[Data excerpts]
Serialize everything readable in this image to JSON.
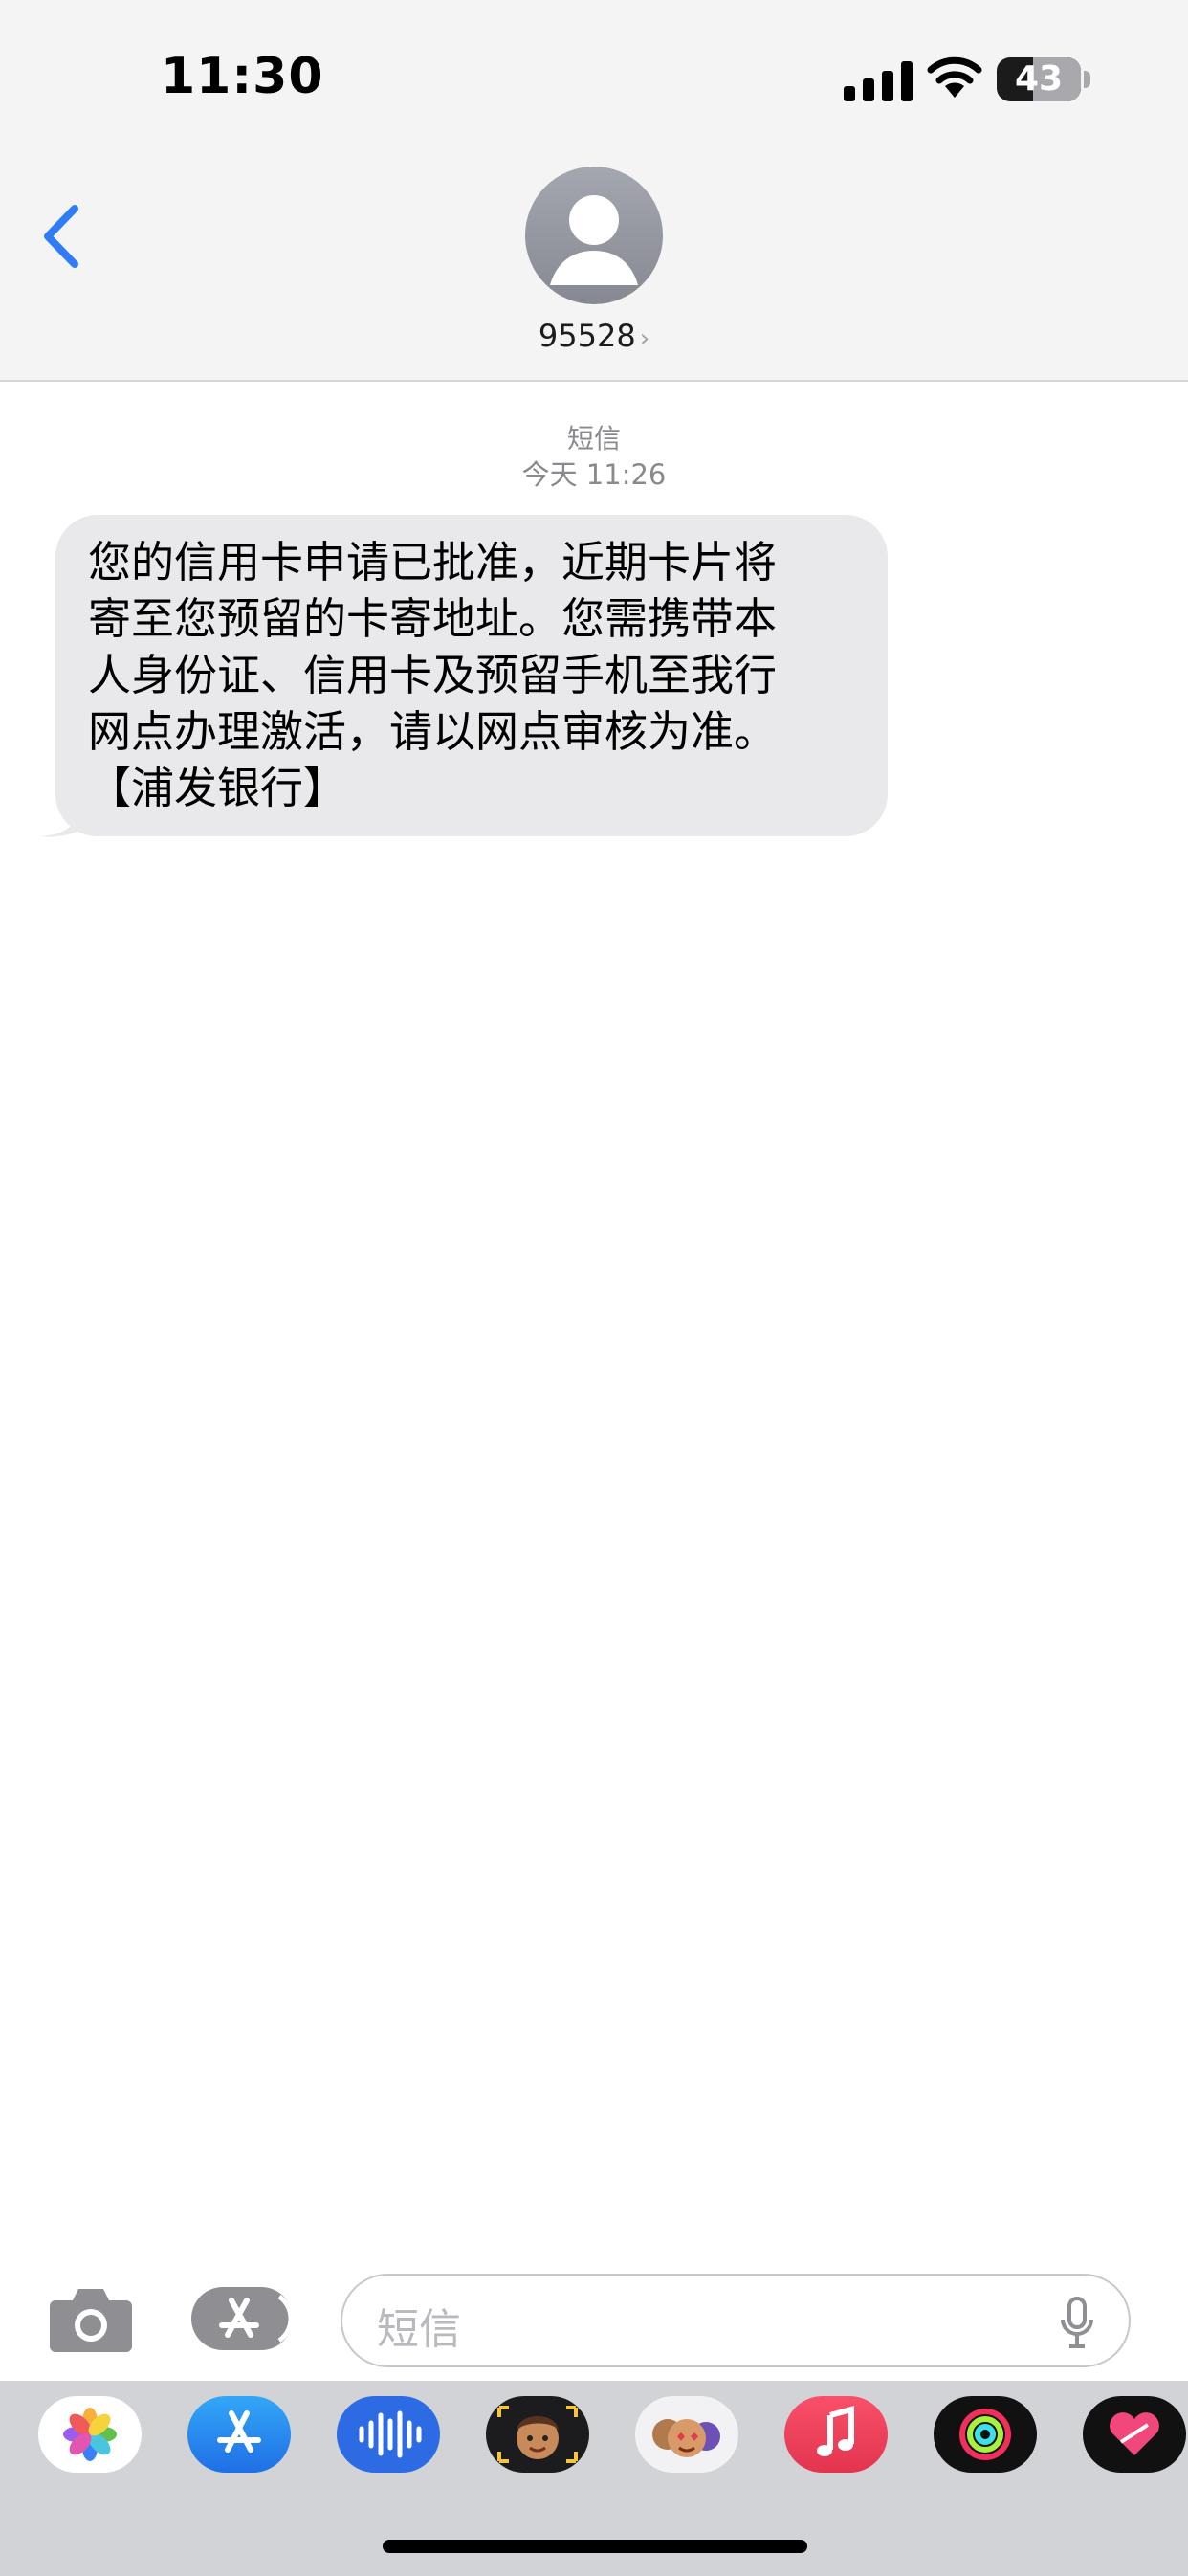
{
  "status_bar": {
    "time": "11:30",
    "battery_percent": "43"
  },
  "header": {
    "contact_name": "95528"
  },
  "conversation": {
    "service_label": "短信",
    "timestamp": "今天 11:26",
    "message": "您的信用卡申请已批准，近期卡片将\n寄至您预留的卡寄地址。您需携带本\n人身份证、信用卡及预留手机至我行\n网点办理激活，请以网点审核为准。\n【浦发银行】"
  },
  "input_bar": {
    "placeholder": "短信"
  },
  "app_drawer": {
    "apps": [
      "photos-icon",
      "app-store-icon",
      "audio-message-icon",
      "memoji-icon",
      "stickers-icon",
      "music-icon",
      "activity-icon",
      "digital-touch-icon"
    ]
  },
  "colors": {
    "accent": "#2f7cf6",
    "bubble": "#e9e9eb",
    "header_bg": "#f4f4f5",
    "drawer_bg": "#d2d3d7"
  }
}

Requirements
Reproduce the listing exactly. Leave its pictures out.

Exercise output
Serialize everything readable in this image to JSON.
{
  "status_bar": {
    "time": "11:30",
    "battery_percent": "43"
  },
  "header": {
    "contact_name": "95528"
  },
  "conversation": {
    "service_label": "短信",
    "timestamp": "今天 11:26",
    "message": "您的信用卡申请已批准，近期卡片将\n寄至您预留的卡寄地址。您需携带本\n人身份证、信用卡及预留手机至我行\n网点办理激活，请以网点审核为准。\n【浦发银行】"
  },
  "input_bar": {
    "placeholder": "短信"
  },
  "app_drawer": {
    "apps": [
      "photos-icon",
      "app-store-icon",
      "audio-message-icon",
      "memoji-icon",
      "stickers-icon",
      "music-icon",
      "activity-icon",
      "digital-touch-icon"
    ]
  },
  "colors": {
    "accent": "#2f7cf6",
    "bubble": "#e9e9eb",
    "header_bg": "#f4f4f5",
    "drawer_bg": "#d2d3d7"
  }
}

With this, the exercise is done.